• THE REQUEST: Your answer should be one number: the count of lines in these entries that hold the word "Linux".

* Begin *

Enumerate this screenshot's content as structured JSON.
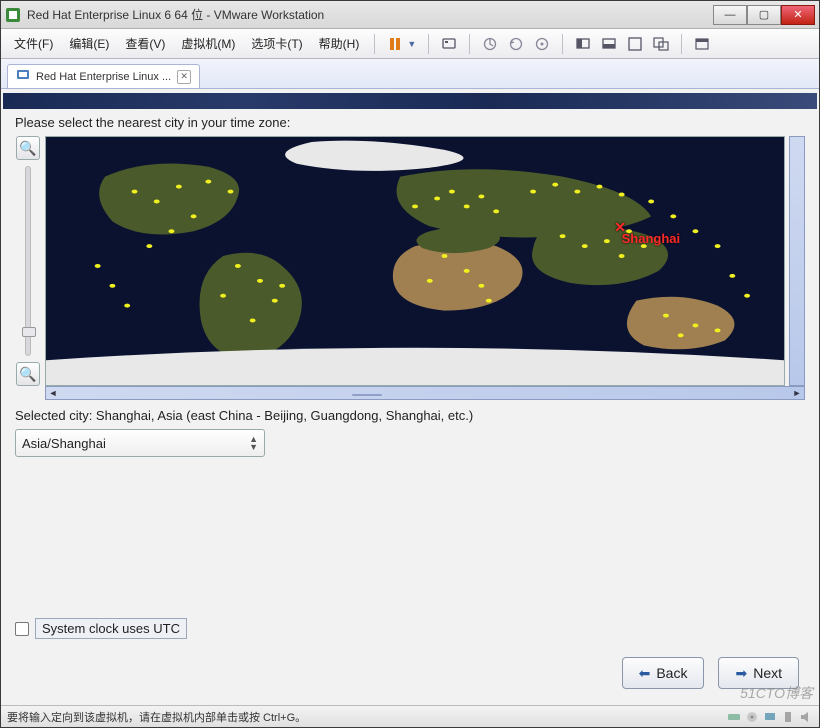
{
  "window": {
    "title": "Red Hat Enterprise Linux 6 64 位 - VMware Workstation"
  },
  "menu": {
    "file": "文件(F)",
    "edit": "编辑(E)",
    "view": "查看(V)",
    "vm": "虚拟机(M)",
    "tabs": "选项卡(T)",
    "help": "帮助(H)"
  },
  "tab": {
    "label": "Red Hat Enterprise Linux ..."
  },
  "installer": {
    "prompt": "Please select the nearest city in your time zone:",
    "selected_city_label": "Selected city: Shanghai, Asia (east China - Beijing, Guangdong, Shanghai, etc.)",
    "tz_dropdown_value": "Asia/Shanghai",
    "utc_checkbox_label": "System clock uses UTC",
    "utc_checked": false,
    "marker_label": "Shanghai",
    "back_label": "Back",
    "next_label": "Next"
  },
  "statusbar": {
    "hint": "要将输入定向到该虚拟机，请在虚拟机内部单击或按 Ctrl+G。"
  },
  "watermark": "51CTO博客"
}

* End *

• TASK OUTPUT: 2